#### INPUT RECORDS ####

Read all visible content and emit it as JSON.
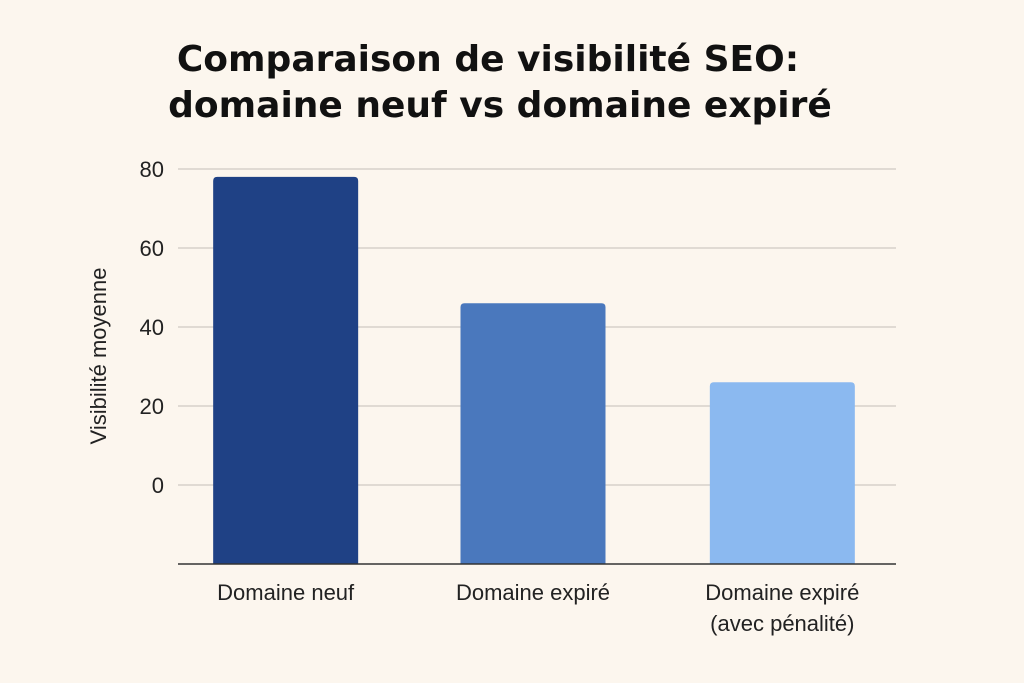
{
  "chart_data": {
    "type": "bar",
    "title_lines": [
      "Comparaison de visibilité SEO:",
      "domaine neuf vs domaine expiré"
    ],
    "ylabel": "Visibilité moyenne",
    "xlabel": "",
    "ylim": [
      -20,
      80
    ],
    "yticks": [
      80,
      60,
      40,
      20,
      0
    ],
    "grid": true,
    "categories": [
      [
        "Domaine neuf"
      ],
      [
        "Domaine expiré"
      ],
      [
        "Domaine expiré",
        "(avec pénalité)"
      ]
    ],
    "values": [
      78,
      46,
      26
    ],
    "colors": [
      "#1f4185",
      "#4a78bd",
      "#8bb9f0"
    ]
  }
}
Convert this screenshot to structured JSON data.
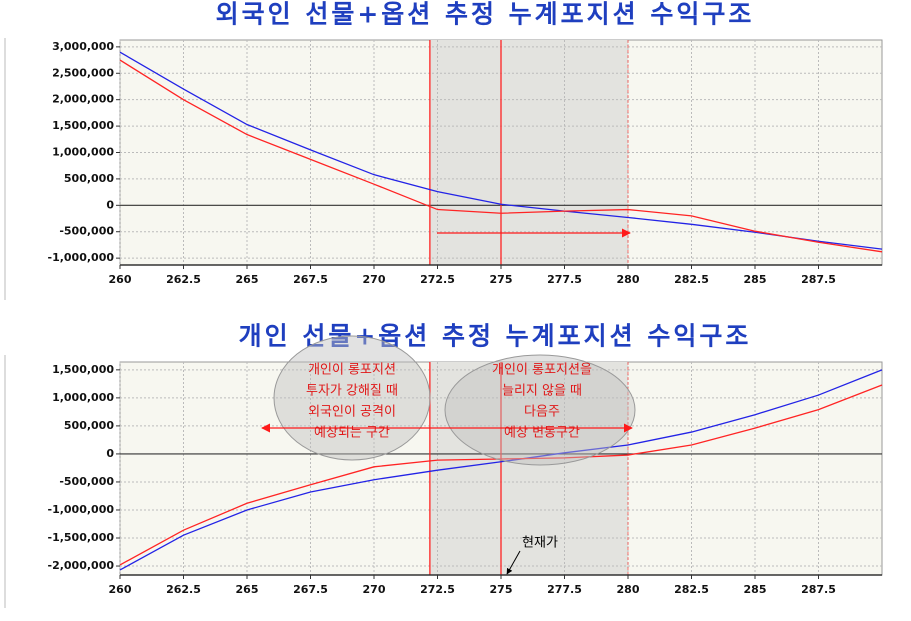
{
  "chart_data": [
    {
      "type": "line",
      "title": "외국인 선물+옵션 추정 누계포지션 수익구조",
      "x": [
        260,
        262.5,
        265,
        267.5,
        270,
        272.5,
        275,
        277.5,
        280,
        282.5,
        285,
        287.5,
        290
      ],
      "series": [
        {
          "color": "#2323e6",
          "values": [
            2900000,
            2200000,
            1530000,
            1050000,
            580000,
            260000,
            20000,
            -110000,
            -230000,
            -360000,
            -510000,
            -680000,
            -830000
          ]
        },
        {
          "color": "#ff2424",
          "values": [
            2750000,
            2000000,
            1340000,
            870000,
            400000,
            -80000,
            -150000,
            -110000,
            -80000,
            -200000,
            -490000,
            -700000,
            -880000
          ]
        }
      ],
      "xlim": [
        260,
        290
      ],
      "ylim": [
        -1130000,
        3130000
      ],
      "xticks": [
        260,
        262.5,
        265,
        267.5,
        270,
        272.5,
        275,
        277.5,
        280,
        282.5,
        285,
        287.5
      ],
      "yticks": [
        {
          "value": 3000000,
          "label": "3,000,000"
        },
        {
          "value": 2500000,
          "label": "2,500,000"
        },
        {
          "value": 2000000,
          "label": "2,000,000"
        },
        {
          "value": 1500000,
          "label": "1,500,000"
        },
        {
          "value": 1000000,
          "label": "1,000,000"
        },
        {
          "value": 500000,
          "label": "500,000"
        },
        0,
        {
          "value": -500000,
          "label": "-500,000"
        },
        {
          "value": -1000000,
          "label": "-1,000,000"
        }
      ],
      "grid": true,
      "shaded_range": [
        272.2,
        280
      ],
      "markers": [
        272.2,
        275
      ],
      "marker_color": "#ff2424"
    },
    {
      "type": "line",
      "title": "개인 선물+옵션 추정 누계포지션 수익구조",
      "x": [
        260,
        262.5,
        265,
        267.5,
        270,
        272.5,
        275,
        277.5,
        280,
        282.5,
        285,
        287.5,
        290
      ],
      "series": [
        {
          "color": "#2323e6",
          "values": [
            -2070000,
            -1450000,
            -1000000,
            -680000,
            -460000,
            -290000,
            -140000,
            20000,
            160000,
            390000,
            700000,
            1050000,
            1500000
          ]
        },
        {
          "color": "#ff2424",
          "values": [
            -1980000,
            -1360000,
            -880000,
            -550000,
            -230000,
            -110000,
            -90000,
            -70000,
            -20000,
            160000,
            460000,
            790000,
            1230000
          ]
        }
      ],
      "xlim": [
        260,
        290
      ],
      "ylim": [
        -2160000,
        1640000
      ],
      "xticks": [
        260,
        262.5,
        265,
        267.5,
        270,
        272.5,
        275,
        277.5,
        280,
        282.5,
        285,
        287.5
      ],
      "yticks": [
        {
          "value": 1500000,
          "label": "1,500,000"
        },
        {
          "value": 1000000,
          "label": "1,000,000"
        },
        {
          "value": 500000,
          "label": "500,000"
        },
        0,
        {
          "value": -500000,
          "label": "-500,000"
        },
        {
          "value": -1000000,
          "label": "-1,000,000"
        },
        {
          "value": -1500000,
          "label": "-1,500,000"
        },
        {
          "value": -2000000,
          "label": "-2,000,000"
        }
      ],
      "grid": true,
      "shaded_range": [
        272.2,
        280
      ],
      "markers": [
        272.2,
        275
      ],
      "marker_color": "#ff2424",
      "notes": [
        [
          "개인이 롱포지션",
          "투자가 강해질 때",
          "외국인이 공격이",
          "예상되는 구간"
        ],
        [
          "개인이 롱포지션을",
          "늘리지 않을 때",
          "다음주",
          "예상 변동구간"
        ]
      ],
      "current_price_label": "현재가"
    }
  ]
}
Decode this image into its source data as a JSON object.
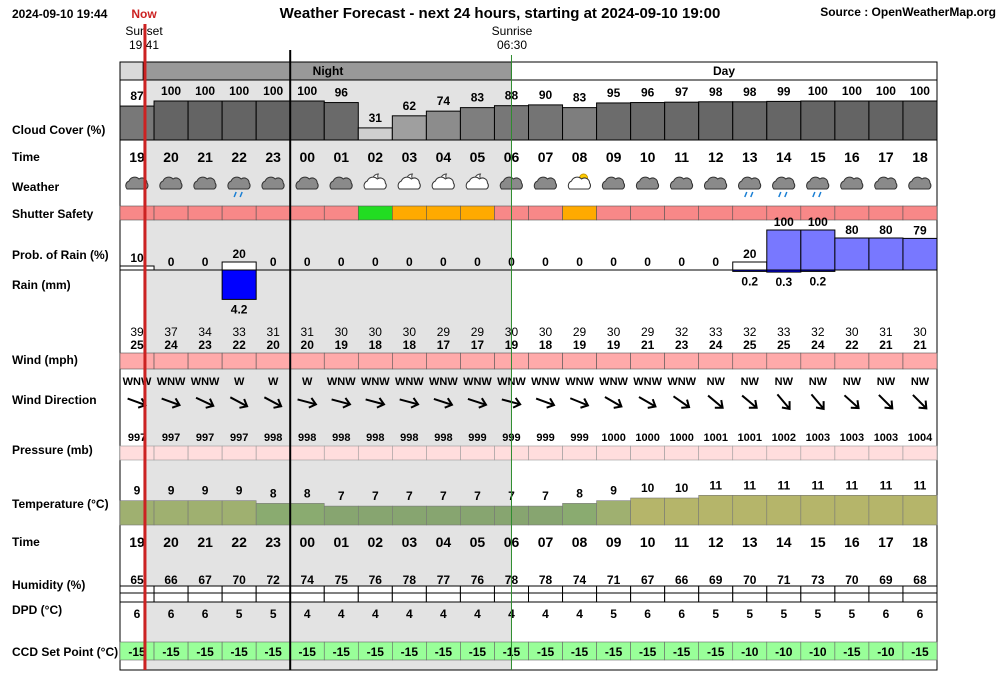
{
  "header": {
    "timestamp": "2024-09-10 19:44",
    "now_label": "Now",
    "title": "Weather Forecast - next 24 hours, starting at 2024-09-10 19:00",
    "source": "Source : OpenWeatherMap.org"
  },
  "sun": {
    "sunset_label": "Sunset",
    "sunset_time": "19:41",
    "sunrise_label": "Sunrise",
    "sunrise_time": "06:30"
  },
  "periods": {
    "night": "Night",
    "day": "Day"
  },
  "row_labels": {
    "cloud": "Cloud Cover (%)",
    "time": "Time",
    "weather": "Weather",
    "shutter": "Shutter Safety",
    "prob_rain": "Prob. of Rain (%)",
    "rain": "Rain (mm)",
    "wind": "Wind (mph)",
    "wind_dir": "Wind Direction",
    "pressure": "Pressure (mb)",
    "temperature": "Temperature (°C)",
    "time2": "Time",
    "humidity": "Humidity (%)",
    "dpd": "DPD (°C)",
    "ccd": "CCD Set Point (°C)"
  },
  "colors": {
    "night_shade": "#e3e3e3",
    "now_line": "#cc2222",
    "sunrise_line": "#2e8b2e",
    "shutter_red": "#f88888",
    "shutter_green": "#22dd22",
    "shutter_orange": "#ffaa00",
    "rain_bar": "#0000ff",
    "prob_rain_bar": "#7878ff",
    "wind_bar": "#ffaaaa",
    "pressure_bar": "#ffdddd",
    "ccd_bar": "#99ff99"
  },
  "chart_data": {
    "type": "table",
    "hours": [
      "19",
      "20",
      "21",
      "22",
      "23",
      "00",
      "01",
      "02",
      "03",
      "04",
      "05",
      "06",
      "07",
      "08",
      "09",
      "10",
      "11",
      "12",
      "13",
      "14",
      "15",
      "16",
      "17",
      "18"
    ],
    "cloud_cover": [
      87,
      100,
      100,
      100,
      100,
      100,
      96,
      31,
      62,
      74,
      83,
      88,
      90,
      83,
      95,
      96,
      97,
      98,
      98,
      99,
      100,
      100,
      100,
      100
    ],
    "weather_icons": [
      "cloud-icon",
      "cloud-icon",
      "cloud-icon",
      "rain-cloud-icon",
      "cloud-icon",
      "cloud-icon",
      "cloud-icon",
      "moon-cloud-icon",
      "moon-cloud-icon",
      "moon-cloud-icon",
      "moon-cloud-icon",
      "cloud-icon",
      "cloud-icon",
      "sun-cloud-icon",
      "cloud-icon",
      "cloud-icon",
      "cloud-icon",
      "cloud-icon",
      "rain-cloud-icon",
      "rain-cloud-icon",
      "rain-cloud-icon",
      "cloud-icon",
      "cloud-icon",
      "cloud-icon"
    ],
    "shutter_safety": [
      "red",
      "red",
      "red",
      "red",
      "red",
      "red",
      "red",
      "green",
      "orange",
      "orange",
      "orange",
      "red",
      "red",
      "orange",
      "red",
      "red",
      "red",
      "red",
      "red",
      "red",
      "red",
      "red",
      "red",
      "red"
    ],
    "prob_rain": [
      10,
      0,
      0,
      20,
      0,
      0,
      0,
      0,
      0,
      0,
      0,
      0,
      0,
      0,
      0,
      0,
      0,
      0,
      20,
      100,
      100,
      80,
      80,
      79
    ],
    "rain_mm": [
      null,
      null,
      null,
      4.2,
      null,
      null,
      null,
      null,
      null,
      null,
      null,
      null,
      null,
      null,
      null,
      null,
      null,
      null,
      0.2,
      0.3,
      0.2,
      null,
      null,
      null
    ],
    "wind_gust": [
      39,
      37,
      34,
      33,
      31,
      31,
      30,
      30,
      30,
      29,
      29,
      30,
      30,
      29,
      30,
      29,
      32,
      33,
      32,
      33,
      32,
      30,
      31,
      30
    ],
    "wind_speed": [
      25,
      24,
      23,
      22,
      20,
      20,
      19,
      18,
      18,
      17,
      17,
      19,
      18,
      19,
      19,
      21,
      23,
      24,
      25,
      25,
      24,
      22,
      21,
      21
    ],
    "wind_direction": [
      "WNW",
      "WNW",
      "WNW",
      "W",
      "W",
      "W",
      "WNW",
      "WNW",
      "WNW",
      "WNW",
      "WNW",
      "WNW",
      "WNW",
      "WNW",
      "WNW",
      "WNW",
      "WNW",
      "NW",
      "NW",
      "NW",
      "NW",
      "NW",
      "NW",
      "NW"
    ],
    "wind_arrow_deg": [
      20,
      20,
      25,
      28,
      28,
      15,
      15,
      15,
      15,
      18,
      18,
      15,
      20,
      22,
      30,
      30,
      35,
      40,
      40,
      50,
      50,
      42,
      45,
      45
    ],
    "pressure": [
      997,
      997,
      997,
      997,
      998,
      998,
      998,
      998,
      998,
      998,
      999,
      999,
      999,
      999,
      1000,
      1000,
      1000,
      1001,
      1001,
      1002,
      1003,
      1003,
      1003,
      1004
    ],
    "temperature": [
      9,
      9,
      9,
      9,
      8,
      8,
      7,
      7,
      7,
      7,
      7,
      7,
      7,
      8,
      9,
      10,
      10,
      11,
      11,
      11,
      11,
      11,
      11,
      11
    ],
    "humidity": [
      65,
      66,
      67,
      70,
      72,
      74,
      75,
      76,
      78,
      77,
      76,
      78,
      78,
      74,
      71,
      67,
      66,
      69,
      70,
      71,
      73,
      70,
      69,
      68
    ],
    "dpd": [
      6,
      6,
      6,
      5,
      5,
      4,
      4,
      4,
      4,
      4,
      4,
      4,
      4,
      4,
      5,
      6,
      6,
      5,
      5,
      5,
      5,
      5,
      6,
      6
    ],
    "ccd_set_point": [
      -15,
      -15,
      -15,
      -15,
      -15,
      -15,
      -15,
      -15,
      -15,
      -15,
      -15,
      -15,
      -15,
      -15,
      -15,
      -15,
      -15,
      -15,
      -10,
      -10,
      -10,
      -15,
      -10,
      -15
    ]
  }
}
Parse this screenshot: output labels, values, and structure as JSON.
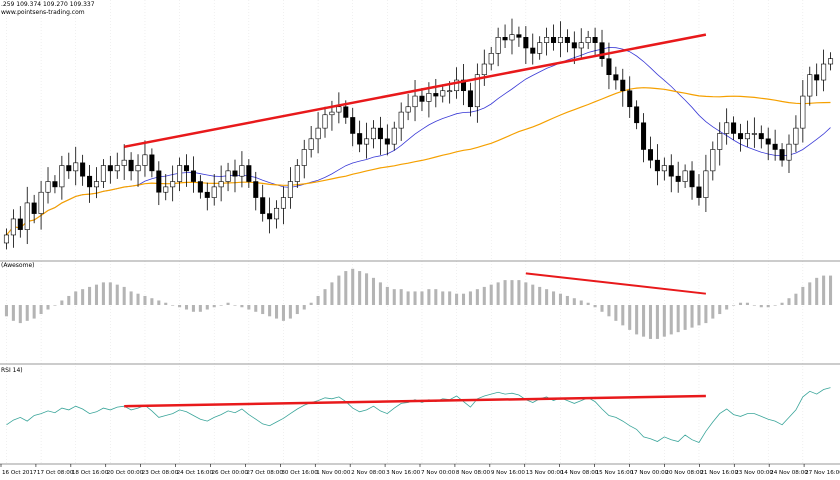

####

Go through the material and select each line with the string "type" in it.

- FINISHED EXERCISE -
    "type": "bar",
      "type": "line",
      "type": "line",
    "type": "table",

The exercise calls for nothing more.